▸ Exercise materials:
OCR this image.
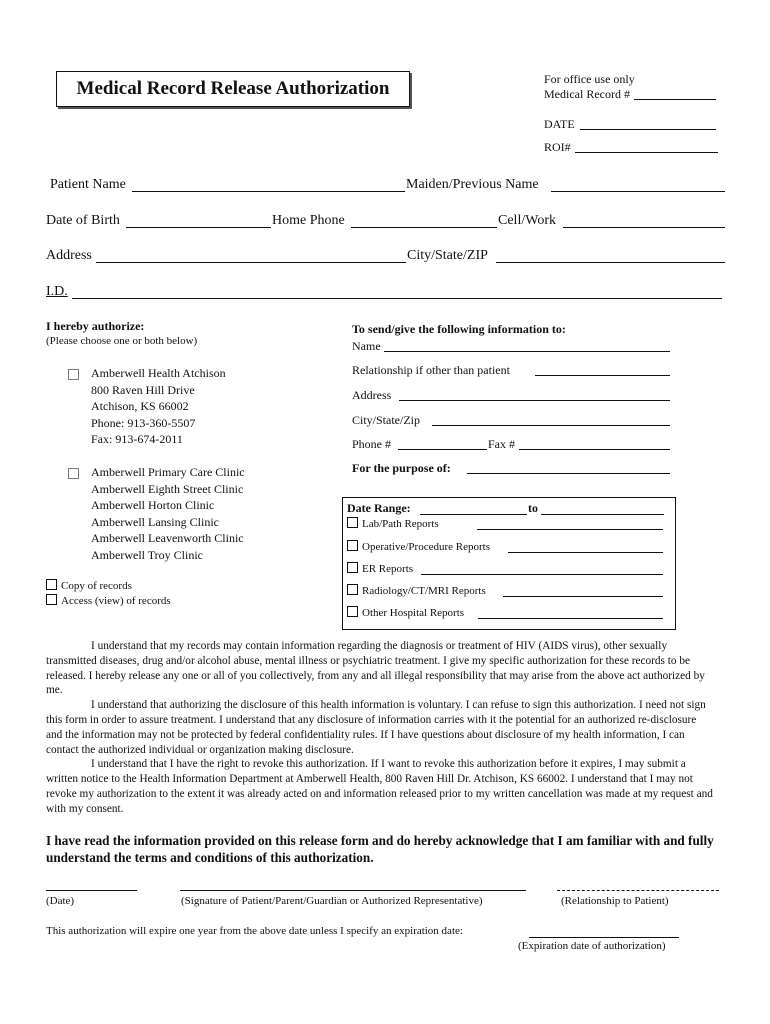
Medical Record Release Authorization	For office use only
Medical Record #
DATE
ROI#
Patient Name	Maiden/Previous Name
Date of Birth	Home Phone	Cell/Work
Address	City/State/ZIP
I.D.
I hereby authorize:
(Please choose one or both below)
Amberwell Health Atchison
800 Raven Hill Drive
Atchison, KS 66002
Phone: 913-360-5507
Fax: 913-674-2011
Amberwell Primary Care Clinic
Amberwell Eighth Street Clinic
Amberwell Horton Clinic
Amberwell Lansing Clinic
Amberwell Leavenworth Clinic
Amberwell Troy Clinic
Copy of records
Access (view) of records
To send/give the following information to:
Name
Relationship if other than patient
Address
City/State/Zip
Phone #	Fax #
For the purpose of:
Date Range:	to
Lab/Path Reports
Operative/Procedure Reports
ER Reports
Radiology/CT/MRI Reports
Other Hospital Reports

I understand that my records may contain information regarding the diagnosis or treatment of HIV (AIDS virus), other sexually transmitted diseases, drug and/or alcohol abuse, mental illness or psychiatric treatment. I give my specific authorization for these records to be released. I hereby release any one or all of you collectively, from any and all illegal responsibility that may arise from the above act authorized by me.

I understand that authorizing the disclosure of this health information is voluntary. I can refuse to sign this authorization. I need not sign this form in order to assure treatment. I understand that any disclosure of information carries with it the potential for an authorized re-disclosure and the information may not be protected by federal confidentiality rules. If I have questions about disclosure of my health information, I can contact the authorized individual or organization making disclosure.

I understand that I have the right to revoke this authorization. If I want to revoke this authorization before it expires, I may submit a written notice to the Health Information Department at Amberwell Health, 800 Raven Hill Dr. Atchison, KS 66002. I understand that I may not revoke my authorization to the extent it was already acted on and information released prior to my written cancellation was made at my request and with my consent.

I have read the information provided on this release form and do hereby acknowledge that I am familiar with and fully understand the terms and conditions of this authorization.
(Date)	(Signature of Patient/Parent/Guardian or Authorized Representative)	(Relationship to Patient)
This authorization will expire one year from the above date unless I specify an expiration date:
(Expiration date of authorization)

▸ Work request:
Where the word "Amberwell" is present in a line of the listing, copy that line.

▸ Exercise answer:
Amberwell Health Atchison
Amberwell Primary Care Clinic
Amberwell Eighth Street Clinic
Amberwell Horton Clinic
Amberwell Lansing Clinic
Amberwell Leavenworth Clinic
Amberwell Troy Clinic
I understand that I have the right to revoke this authorization. If I want to revoke this authorization before it expires, I may submit a written notice to the Health Information Department at Amberwell Health, 800 Raven Hill Dr. Atchison, KS 66002. I understand that I may not revoke my authorization to the extent it was already acted on and information released prior to my written cancellation was made at my request and with my consent.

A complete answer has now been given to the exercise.